___ Input rows

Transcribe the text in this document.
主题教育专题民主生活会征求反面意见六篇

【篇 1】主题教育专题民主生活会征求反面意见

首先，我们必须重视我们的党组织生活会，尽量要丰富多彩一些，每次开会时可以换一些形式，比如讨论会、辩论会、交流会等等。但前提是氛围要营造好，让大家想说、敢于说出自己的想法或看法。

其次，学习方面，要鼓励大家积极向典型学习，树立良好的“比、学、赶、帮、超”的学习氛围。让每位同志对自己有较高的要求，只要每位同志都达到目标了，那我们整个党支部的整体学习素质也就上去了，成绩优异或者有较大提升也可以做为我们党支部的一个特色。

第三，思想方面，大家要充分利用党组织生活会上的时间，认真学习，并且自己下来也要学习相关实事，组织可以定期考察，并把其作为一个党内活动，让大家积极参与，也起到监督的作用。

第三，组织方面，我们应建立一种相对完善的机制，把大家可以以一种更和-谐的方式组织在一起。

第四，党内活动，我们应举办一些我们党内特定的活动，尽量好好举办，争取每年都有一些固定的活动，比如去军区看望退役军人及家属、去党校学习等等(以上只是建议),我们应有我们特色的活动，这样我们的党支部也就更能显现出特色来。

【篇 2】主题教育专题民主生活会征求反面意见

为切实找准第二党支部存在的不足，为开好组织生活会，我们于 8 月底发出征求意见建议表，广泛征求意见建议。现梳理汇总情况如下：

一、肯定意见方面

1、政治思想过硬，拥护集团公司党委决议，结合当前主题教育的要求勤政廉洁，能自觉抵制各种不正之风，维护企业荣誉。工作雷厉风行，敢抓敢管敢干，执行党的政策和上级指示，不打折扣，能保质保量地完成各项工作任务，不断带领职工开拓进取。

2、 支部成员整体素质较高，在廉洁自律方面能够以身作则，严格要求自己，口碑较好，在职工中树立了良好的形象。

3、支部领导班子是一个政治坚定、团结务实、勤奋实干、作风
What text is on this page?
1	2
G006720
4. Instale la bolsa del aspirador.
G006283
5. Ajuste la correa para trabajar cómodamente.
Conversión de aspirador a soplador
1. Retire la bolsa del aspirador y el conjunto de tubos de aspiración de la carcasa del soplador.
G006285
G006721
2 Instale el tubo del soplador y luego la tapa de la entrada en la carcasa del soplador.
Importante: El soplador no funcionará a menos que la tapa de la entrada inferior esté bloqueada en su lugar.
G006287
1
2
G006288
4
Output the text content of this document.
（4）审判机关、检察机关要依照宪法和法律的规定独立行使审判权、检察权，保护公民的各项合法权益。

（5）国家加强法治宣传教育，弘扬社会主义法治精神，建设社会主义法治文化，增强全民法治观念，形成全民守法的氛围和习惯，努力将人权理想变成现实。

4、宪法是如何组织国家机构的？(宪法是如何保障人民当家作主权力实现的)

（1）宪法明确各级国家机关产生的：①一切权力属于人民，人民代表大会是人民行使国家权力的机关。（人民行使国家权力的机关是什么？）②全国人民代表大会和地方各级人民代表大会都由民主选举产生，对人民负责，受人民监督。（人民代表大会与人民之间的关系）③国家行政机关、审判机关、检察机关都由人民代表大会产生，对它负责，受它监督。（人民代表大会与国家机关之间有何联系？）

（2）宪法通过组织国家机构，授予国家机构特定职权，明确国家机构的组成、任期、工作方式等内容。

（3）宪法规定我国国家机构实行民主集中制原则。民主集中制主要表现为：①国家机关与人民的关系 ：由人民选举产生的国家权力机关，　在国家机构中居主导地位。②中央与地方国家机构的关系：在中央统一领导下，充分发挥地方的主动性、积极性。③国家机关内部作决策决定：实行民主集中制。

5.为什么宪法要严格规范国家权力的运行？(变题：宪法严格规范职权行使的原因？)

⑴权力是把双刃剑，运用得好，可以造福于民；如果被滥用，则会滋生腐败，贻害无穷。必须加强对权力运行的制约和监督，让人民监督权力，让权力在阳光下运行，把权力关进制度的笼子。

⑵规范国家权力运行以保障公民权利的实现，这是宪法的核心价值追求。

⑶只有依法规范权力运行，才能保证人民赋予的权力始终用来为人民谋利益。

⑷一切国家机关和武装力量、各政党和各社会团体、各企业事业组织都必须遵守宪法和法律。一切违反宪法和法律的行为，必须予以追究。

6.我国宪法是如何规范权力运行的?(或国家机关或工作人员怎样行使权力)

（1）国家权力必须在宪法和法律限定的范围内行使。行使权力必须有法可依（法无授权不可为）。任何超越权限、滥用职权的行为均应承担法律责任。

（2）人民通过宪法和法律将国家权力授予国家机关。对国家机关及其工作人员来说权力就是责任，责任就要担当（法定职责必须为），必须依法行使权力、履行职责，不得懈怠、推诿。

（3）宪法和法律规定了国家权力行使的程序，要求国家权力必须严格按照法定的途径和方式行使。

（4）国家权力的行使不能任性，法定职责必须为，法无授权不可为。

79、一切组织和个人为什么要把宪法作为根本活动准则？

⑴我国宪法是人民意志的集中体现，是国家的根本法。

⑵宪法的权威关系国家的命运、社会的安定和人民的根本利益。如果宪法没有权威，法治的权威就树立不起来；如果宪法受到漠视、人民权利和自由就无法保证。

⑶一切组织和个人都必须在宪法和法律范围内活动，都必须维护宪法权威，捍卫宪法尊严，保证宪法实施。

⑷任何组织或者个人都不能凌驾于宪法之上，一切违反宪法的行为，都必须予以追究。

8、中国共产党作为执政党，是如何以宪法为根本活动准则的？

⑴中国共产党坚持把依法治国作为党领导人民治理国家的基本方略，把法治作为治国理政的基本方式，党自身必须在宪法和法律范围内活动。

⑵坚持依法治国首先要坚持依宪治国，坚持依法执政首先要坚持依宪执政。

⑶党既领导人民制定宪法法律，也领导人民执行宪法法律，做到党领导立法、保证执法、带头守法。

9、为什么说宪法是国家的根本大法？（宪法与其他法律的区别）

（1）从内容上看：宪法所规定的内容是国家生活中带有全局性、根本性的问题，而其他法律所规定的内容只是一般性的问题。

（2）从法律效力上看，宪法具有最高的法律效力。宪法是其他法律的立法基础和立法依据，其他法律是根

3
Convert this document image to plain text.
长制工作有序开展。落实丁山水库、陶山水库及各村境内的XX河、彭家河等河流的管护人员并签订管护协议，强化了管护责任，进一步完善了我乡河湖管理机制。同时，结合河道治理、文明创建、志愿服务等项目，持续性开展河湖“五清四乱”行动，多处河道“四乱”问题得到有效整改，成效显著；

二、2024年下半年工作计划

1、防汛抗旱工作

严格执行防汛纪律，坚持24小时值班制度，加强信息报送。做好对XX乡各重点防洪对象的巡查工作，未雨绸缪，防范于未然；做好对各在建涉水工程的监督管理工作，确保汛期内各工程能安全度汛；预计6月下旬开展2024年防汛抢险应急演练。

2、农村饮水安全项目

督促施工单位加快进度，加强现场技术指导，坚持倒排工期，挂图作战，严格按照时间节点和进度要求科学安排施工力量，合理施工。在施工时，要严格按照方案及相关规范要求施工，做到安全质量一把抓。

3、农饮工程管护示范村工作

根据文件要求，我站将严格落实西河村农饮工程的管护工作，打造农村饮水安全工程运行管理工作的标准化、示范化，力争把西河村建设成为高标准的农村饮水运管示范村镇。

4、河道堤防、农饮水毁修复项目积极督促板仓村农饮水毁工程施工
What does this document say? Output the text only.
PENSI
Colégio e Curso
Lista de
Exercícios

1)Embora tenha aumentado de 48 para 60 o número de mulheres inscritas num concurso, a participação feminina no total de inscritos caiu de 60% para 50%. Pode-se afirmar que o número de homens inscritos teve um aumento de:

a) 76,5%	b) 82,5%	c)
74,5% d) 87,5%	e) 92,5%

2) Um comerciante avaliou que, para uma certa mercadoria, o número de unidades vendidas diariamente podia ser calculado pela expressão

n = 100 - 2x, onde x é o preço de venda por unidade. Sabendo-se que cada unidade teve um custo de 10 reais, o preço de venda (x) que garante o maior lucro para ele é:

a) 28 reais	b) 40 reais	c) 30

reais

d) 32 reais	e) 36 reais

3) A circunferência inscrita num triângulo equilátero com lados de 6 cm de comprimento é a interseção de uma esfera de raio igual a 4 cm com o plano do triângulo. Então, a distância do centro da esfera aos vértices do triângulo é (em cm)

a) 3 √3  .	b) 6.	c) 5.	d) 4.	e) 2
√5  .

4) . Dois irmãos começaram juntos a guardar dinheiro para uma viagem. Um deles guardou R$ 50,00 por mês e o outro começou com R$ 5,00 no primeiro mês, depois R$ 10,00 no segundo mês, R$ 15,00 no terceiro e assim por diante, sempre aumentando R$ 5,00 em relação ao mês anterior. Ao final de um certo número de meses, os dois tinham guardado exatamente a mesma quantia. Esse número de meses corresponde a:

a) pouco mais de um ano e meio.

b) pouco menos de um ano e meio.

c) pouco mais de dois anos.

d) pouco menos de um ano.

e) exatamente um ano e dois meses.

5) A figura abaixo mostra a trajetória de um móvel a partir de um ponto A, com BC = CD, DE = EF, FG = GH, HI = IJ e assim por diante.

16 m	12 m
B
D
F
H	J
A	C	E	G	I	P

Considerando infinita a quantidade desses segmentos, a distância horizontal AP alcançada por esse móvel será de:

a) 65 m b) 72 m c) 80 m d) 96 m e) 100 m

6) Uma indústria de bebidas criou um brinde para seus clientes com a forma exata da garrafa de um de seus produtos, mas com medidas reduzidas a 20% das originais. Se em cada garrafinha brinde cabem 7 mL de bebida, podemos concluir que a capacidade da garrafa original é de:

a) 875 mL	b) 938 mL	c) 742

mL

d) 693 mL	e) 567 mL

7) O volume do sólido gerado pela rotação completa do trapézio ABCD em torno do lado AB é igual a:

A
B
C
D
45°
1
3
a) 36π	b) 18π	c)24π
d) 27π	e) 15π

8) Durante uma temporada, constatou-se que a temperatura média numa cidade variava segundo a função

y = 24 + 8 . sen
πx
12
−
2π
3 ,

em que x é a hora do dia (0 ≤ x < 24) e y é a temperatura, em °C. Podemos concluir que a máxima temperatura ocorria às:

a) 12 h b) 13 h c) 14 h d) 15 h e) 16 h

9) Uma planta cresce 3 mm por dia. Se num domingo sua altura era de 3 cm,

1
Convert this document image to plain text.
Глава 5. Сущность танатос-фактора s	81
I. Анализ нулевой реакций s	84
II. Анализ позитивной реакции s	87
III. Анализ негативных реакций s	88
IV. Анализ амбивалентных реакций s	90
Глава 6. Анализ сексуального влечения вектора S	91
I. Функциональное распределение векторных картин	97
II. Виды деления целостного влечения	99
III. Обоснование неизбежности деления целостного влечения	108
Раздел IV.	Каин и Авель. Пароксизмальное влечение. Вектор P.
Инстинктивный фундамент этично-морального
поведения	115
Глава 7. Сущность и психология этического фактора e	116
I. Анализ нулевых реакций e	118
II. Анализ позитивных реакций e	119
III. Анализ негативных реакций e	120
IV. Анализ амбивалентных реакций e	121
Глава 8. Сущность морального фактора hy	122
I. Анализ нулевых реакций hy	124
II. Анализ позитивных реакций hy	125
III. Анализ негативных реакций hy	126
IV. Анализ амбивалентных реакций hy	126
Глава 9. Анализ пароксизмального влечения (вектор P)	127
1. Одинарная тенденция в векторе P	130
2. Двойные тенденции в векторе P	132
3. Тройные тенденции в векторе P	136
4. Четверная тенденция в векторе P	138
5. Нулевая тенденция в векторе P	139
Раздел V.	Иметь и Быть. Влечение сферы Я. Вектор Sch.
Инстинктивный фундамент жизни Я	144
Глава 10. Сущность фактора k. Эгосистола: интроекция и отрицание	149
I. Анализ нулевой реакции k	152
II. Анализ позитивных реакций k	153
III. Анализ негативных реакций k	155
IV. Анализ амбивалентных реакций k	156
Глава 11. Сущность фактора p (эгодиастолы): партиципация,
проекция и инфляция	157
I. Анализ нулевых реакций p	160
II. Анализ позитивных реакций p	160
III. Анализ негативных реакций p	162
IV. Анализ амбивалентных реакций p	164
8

______

- Your task -
Check all the records above and select each line where the string "Инстинктивный" is found.

- Task answer -
Инстинктивный фундамент этично-морального
Инстинктивный фундамент жизни Я	144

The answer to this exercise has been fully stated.